Information given:
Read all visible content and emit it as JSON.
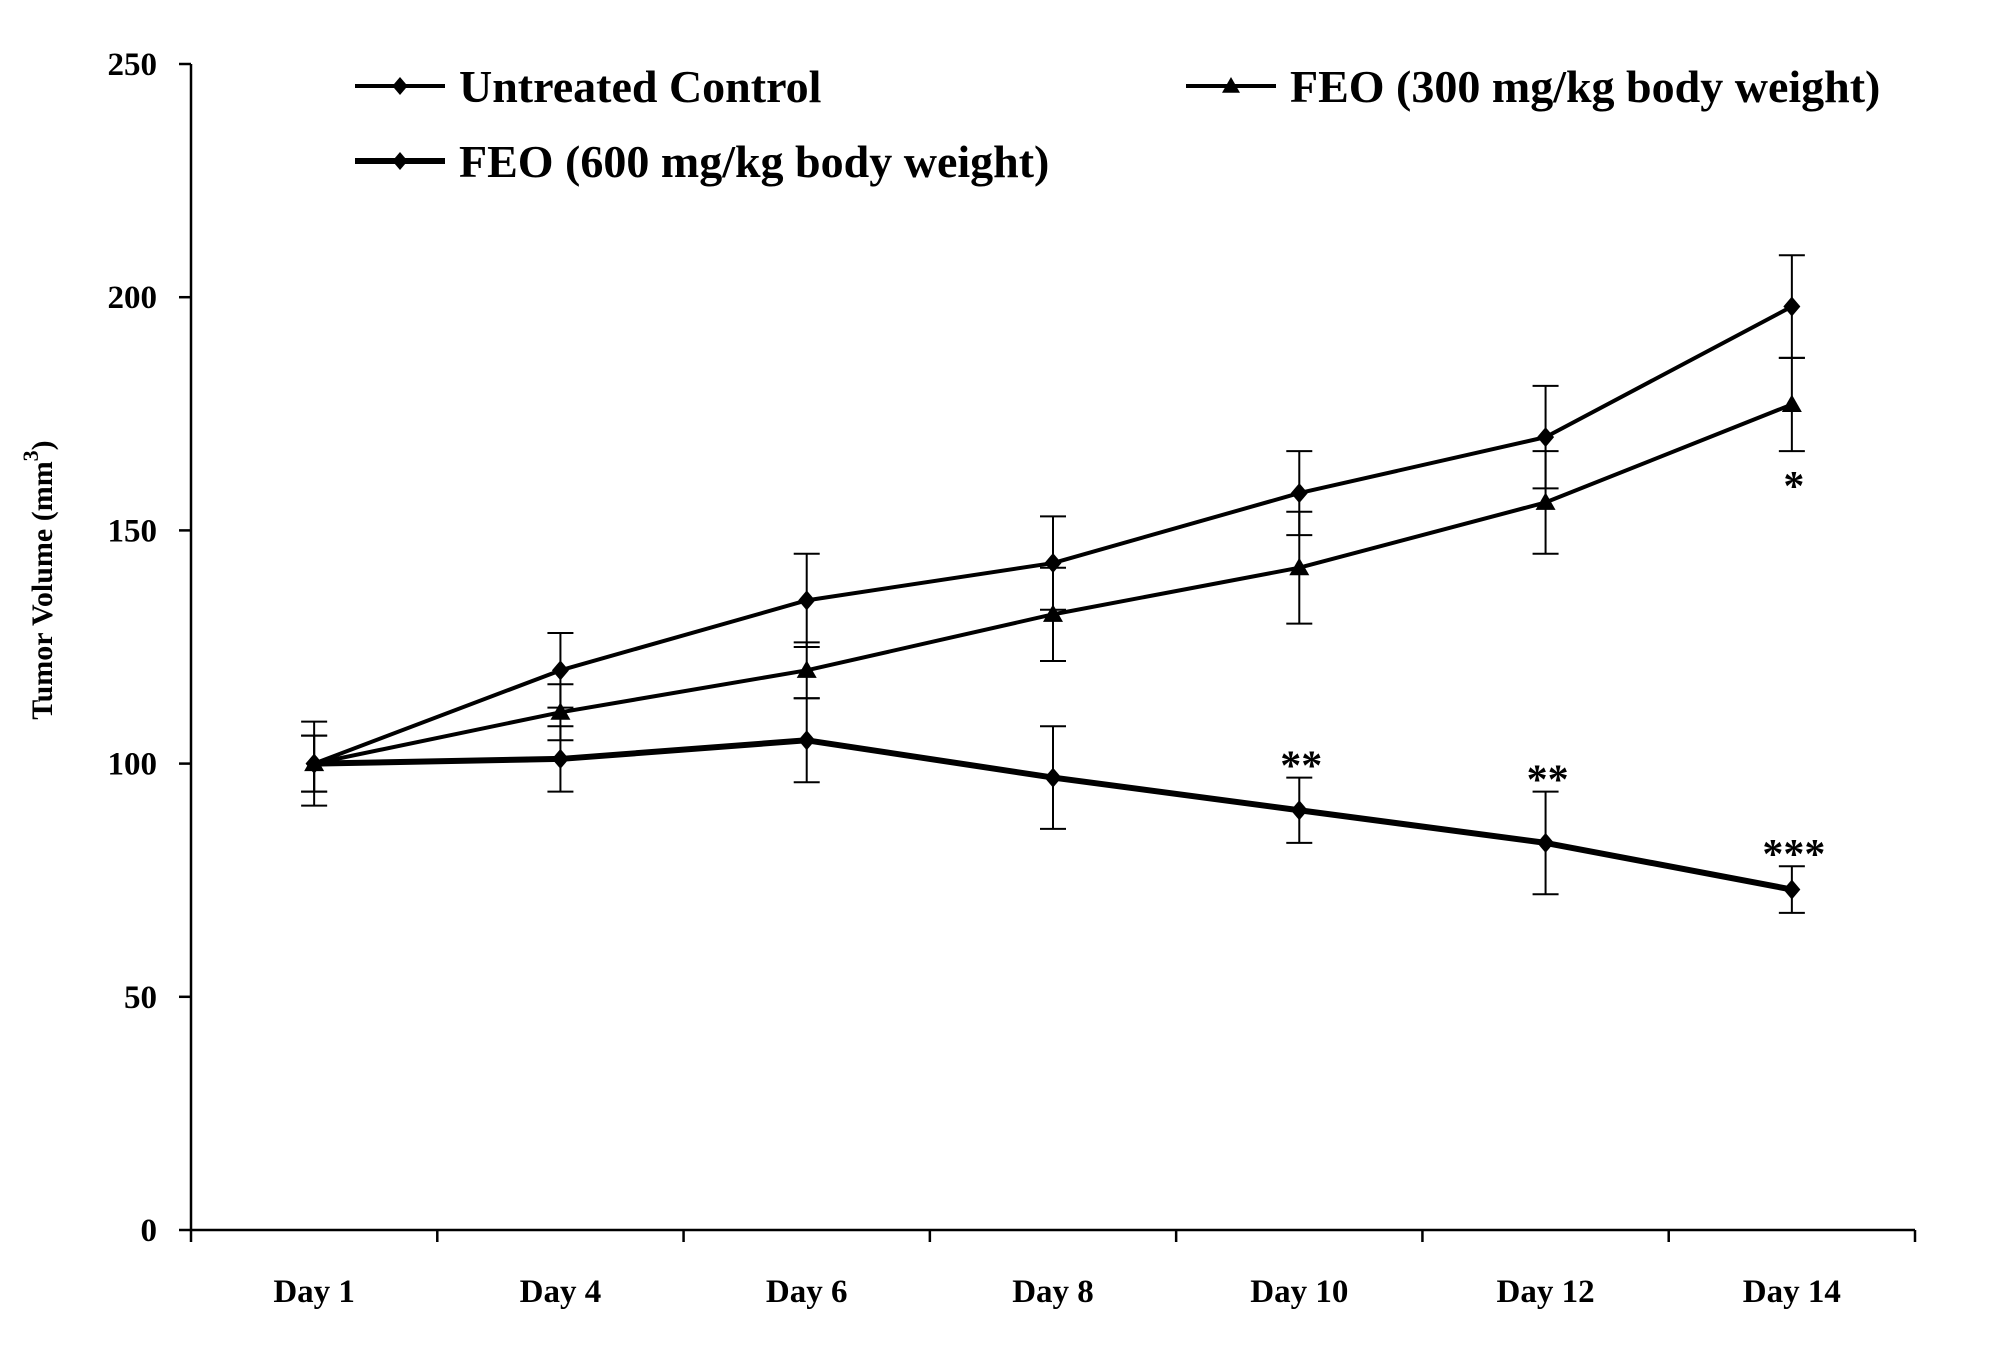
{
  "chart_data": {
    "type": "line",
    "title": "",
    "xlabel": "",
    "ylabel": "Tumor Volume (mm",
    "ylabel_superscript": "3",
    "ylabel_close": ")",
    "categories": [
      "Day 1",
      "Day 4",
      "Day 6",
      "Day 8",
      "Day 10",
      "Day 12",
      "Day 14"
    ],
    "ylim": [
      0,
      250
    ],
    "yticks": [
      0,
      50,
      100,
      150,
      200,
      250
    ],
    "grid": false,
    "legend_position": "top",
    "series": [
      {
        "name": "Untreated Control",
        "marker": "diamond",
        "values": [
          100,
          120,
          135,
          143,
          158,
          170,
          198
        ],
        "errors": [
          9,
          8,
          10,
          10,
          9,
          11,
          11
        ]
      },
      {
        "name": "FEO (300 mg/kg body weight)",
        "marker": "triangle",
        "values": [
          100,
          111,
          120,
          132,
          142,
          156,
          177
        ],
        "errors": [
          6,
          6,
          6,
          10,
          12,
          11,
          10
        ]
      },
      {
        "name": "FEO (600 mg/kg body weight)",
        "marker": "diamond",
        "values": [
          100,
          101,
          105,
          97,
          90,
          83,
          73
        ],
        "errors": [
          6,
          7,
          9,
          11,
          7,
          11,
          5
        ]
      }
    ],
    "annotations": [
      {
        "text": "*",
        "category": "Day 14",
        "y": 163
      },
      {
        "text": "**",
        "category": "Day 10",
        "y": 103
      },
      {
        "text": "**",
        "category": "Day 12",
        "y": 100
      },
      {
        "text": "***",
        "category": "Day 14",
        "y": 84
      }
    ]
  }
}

==

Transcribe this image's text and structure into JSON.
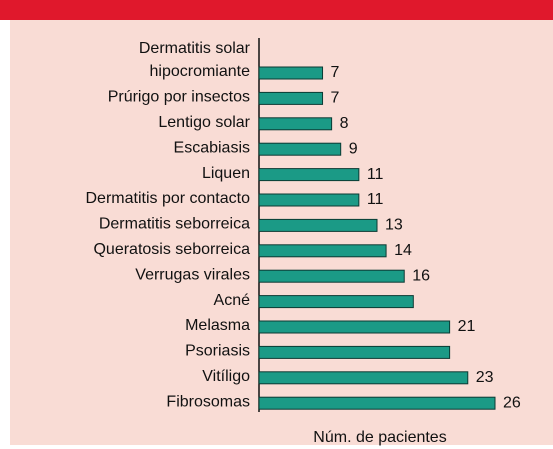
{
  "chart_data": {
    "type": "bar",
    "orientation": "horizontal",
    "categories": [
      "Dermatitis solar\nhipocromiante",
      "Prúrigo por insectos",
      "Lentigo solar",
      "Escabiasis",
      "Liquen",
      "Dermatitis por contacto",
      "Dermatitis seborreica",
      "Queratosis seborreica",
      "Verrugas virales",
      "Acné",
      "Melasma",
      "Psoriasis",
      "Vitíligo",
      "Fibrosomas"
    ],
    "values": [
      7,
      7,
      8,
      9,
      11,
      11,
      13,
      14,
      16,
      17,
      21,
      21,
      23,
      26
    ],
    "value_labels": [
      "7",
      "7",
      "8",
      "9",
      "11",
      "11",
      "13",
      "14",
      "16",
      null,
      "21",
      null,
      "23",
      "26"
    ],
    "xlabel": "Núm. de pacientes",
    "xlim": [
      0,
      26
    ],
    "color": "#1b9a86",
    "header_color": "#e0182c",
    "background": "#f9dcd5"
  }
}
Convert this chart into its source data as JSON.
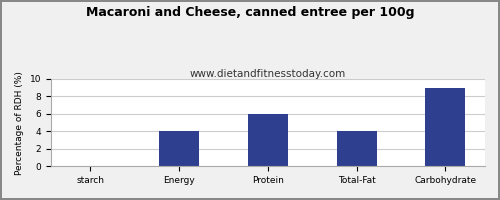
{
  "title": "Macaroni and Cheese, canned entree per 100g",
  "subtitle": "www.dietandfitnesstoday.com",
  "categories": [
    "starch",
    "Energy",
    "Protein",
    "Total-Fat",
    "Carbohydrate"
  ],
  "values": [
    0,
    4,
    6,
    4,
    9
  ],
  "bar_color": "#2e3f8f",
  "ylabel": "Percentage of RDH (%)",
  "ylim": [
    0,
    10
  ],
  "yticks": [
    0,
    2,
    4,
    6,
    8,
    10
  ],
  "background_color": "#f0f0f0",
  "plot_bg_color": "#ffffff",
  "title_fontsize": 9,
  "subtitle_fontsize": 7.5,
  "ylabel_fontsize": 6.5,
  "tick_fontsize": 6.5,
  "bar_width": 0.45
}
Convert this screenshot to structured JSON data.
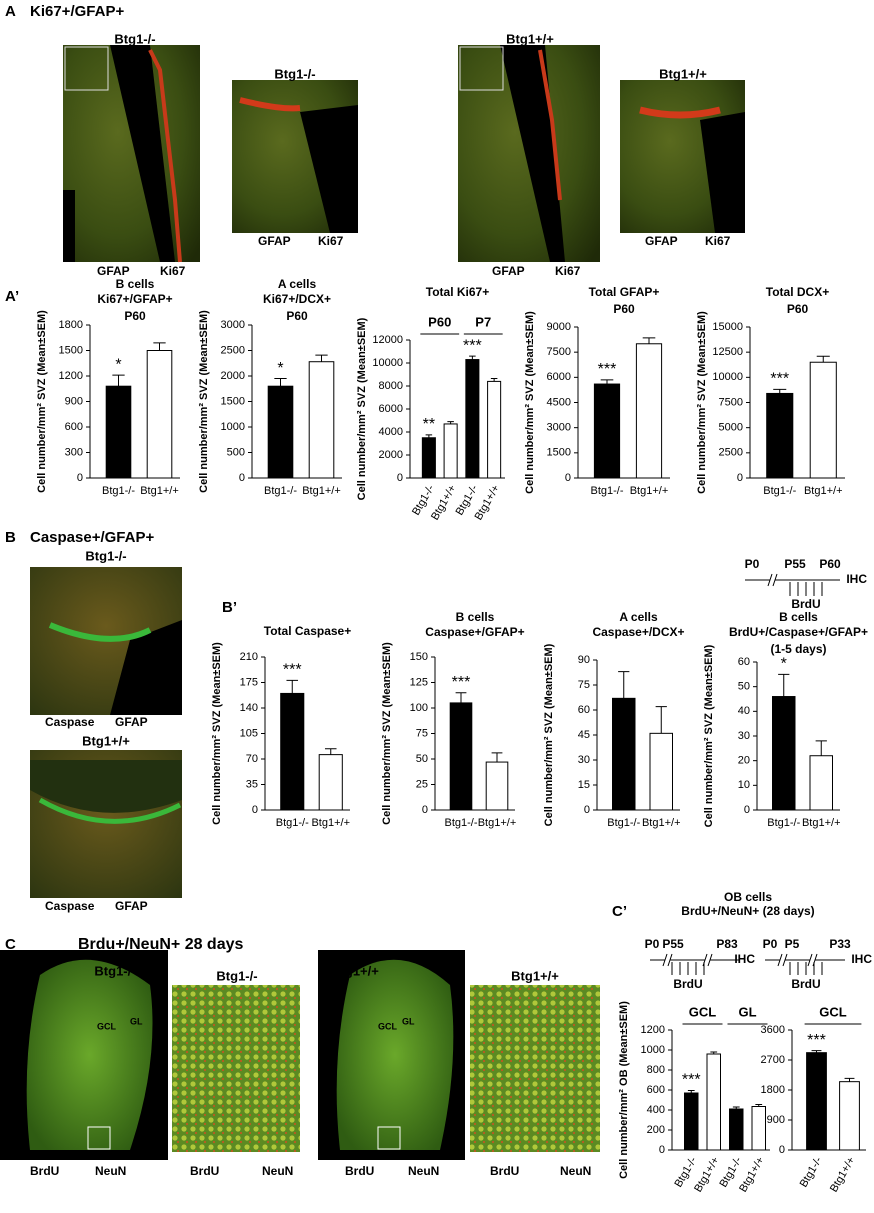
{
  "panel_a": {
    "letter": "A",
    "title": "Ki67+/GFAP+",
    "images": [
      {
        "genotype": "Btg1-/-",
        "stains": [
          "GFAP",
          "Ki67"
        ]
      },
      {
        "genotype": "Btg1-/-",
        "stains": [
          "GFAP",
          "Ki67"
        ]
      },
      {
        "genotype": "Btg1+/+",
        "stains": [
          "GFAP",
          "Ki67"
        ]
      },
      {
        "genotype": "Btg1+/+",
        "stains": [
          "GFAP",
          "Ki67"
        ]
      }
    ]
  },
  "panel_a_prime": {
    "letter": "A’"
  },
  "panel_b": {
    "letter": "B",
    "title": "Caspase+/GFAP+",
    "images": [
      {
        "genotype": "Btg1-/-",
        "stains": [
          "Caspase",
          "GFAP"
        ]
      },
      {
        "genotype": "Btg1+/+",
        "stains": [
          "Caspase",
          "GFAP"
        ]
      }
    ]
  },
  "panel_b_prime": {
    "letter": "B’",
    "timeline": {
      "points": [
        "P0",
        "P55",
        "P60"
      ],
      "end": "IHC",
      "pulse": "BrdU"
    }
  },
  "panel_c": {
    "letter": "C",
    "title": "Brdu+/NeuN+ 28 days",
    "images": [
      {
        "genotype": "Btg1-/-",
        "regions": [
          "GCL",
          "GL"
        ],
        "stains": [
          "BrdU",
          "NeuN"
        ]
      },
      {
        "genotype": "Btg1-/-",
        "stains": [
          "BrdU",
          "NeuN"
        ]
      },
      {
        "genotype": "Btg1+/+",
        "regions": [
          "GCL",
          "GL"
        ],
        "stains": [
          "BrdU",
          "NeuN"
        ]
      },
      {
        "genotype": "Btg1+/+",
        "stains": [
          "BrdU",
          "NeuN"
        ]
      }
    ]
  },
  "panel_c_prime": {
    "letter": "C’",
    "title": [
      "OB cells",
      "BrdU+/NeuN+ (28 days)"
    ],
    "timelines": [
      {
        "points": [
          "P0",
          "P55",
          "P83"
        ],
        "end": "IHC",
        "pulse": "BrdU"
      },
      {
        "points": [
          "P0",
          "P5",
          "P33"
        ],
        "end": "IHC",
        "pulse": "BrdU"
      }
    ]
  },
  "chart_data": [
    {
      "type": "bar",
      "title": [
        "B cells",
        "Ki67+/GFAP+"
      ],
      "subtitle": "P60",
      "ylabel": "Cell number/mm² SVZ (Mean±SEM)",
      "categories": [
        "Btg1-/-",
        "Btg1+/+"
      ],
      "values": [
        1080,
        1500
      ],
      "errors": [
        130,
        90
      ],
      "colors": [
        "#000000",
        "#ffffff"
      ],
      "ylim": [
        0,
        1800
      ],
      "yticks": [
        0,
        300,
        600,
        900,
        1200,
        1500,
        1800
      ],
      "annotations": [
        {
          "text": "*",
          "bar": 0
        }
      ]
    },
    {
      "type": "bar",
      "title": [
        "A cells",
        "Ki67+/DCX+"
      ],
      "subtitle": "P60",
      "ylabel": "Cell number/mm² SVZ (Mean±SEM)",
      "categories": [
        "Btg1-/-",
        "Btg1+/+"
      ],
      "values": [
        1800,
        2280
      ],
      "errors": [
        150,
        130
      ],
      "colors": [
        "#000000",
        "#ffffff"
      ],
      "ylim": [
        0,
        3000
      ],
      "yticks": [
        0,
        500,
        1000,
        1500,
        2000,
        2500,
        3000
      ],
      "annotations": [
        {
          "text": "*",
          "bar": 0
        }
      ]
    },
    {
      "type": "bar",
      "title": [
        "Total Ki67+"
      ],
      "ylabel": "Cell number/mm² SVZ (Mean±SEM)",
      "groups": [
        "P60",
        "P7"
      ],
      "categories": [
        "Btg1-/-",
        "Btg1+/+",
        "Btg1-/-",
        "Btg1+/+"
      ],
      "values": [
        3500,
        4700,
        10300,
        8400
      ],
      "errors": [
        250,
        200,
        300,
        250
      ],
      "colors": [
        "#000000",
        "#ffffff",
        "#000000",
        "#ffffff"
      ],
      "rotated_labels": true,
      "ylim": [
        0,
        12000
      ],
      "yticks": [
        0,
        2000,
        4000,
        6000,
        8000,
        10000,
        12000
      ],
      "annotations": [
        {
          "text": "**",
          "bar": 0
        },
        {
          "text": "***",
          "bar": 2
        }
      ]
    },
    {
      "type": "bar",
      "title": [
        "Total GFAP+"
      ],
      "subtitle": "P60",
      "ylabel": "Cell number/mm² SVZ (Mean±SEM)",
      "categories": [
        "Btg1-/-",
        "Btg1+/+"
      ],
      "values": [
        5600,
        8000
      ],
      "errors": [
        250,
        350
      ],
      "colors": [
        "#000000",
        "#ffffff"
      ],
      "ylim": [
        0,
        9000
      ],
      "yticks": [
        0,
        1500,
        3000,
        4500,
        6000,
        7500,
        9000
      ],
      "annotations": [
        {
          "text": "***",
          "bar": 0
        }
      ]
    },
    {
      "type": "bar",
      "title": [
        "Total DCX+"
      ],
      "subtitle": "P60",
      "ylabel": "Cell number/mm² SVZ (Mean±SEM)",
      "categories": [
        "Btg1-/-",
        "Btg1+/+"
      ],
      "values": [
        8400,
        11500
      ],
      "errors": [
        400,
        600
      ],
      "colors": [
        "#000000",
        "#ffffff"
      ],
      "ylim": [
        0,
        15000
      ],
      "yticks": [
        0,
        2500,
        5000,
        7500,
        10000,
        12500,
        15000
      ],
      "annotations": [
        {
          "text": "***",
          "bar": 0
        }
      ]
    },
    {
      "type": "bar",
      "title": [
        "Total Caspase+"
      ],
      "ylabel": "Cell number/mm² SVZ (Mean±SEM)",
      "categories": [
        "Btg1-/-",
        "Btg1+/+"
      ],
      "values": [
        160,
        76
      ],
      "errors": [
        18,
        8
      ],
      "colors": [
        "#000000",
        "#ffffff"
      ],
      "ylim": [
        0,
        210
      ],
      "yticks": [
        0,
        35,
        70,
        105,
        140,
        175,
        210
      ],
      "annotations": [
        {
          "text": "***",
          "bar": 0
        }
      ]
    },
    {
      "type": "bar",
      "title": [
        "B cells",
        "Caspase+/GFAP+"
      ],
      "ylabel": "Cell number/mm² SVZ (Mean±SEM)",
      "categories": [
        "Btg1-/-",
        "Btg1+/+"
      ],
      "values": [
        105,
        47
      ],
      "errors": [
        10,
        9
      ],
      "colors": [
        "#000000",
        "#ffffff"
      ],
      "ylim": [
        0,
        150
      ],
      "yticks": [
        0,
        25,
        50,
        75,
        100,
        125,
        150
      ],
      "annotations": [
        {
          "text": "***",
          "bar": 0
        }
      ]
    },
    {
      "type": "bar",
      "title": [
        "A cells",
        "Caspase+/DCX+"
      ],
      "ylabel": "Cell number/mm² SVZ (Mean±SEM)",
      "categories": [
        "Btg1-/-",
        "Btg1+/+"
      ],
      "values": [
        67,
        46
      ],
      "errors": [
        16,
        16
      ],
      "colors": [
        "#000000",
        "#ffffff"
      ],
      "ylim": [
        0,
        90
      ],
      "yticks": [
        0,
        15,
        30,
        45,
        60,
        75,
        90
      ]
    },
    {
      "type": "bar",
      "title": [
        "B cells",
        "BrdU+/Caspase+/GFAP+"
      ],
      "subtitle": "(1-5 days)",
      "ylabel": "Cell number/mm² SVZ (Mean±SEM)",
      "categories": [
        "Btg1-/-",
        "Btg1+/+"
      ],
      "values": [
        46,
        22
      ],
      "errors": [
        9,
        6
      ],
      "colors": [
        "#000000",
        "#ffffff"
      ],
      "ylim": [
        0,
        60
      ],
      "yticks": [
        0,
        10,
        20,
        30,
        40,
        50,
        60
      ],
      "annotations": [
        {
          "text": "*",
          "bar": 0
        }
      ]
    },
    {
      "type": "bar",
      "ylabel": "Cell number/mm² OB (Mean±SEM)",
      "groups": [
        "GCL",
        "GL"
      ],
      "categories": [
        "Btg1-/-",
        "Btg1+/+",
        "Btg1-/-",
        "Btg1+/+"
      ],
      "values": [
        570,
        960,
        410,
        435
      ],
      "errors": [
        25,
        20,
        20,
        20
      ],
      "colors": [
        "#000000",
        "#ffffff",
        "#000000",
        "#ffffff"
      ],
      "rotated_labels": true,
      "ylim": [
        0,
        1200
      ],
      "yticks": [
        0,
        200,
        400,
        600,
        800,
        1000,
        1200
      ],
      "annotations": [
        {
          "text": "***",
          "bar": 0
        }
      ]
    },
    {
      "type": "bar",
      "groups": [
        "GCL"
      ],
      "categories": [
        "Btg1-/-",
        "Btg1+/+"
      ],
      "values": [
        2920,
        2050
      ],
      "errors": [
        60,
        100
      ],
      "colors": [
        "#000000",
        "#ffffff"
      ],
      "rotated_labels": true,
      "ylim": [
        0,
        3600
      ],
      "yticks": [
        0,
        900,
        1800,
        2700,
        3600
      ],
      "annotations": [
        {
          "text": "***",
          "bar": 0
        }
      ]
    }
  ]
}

The task: Go through the lines above. Select every one that has the string "this".

Answer box:
Transcribe this image's text and structure into JSON.
Convert this chart into its source data as JSON.
Convert this screenshot to structured JSON data.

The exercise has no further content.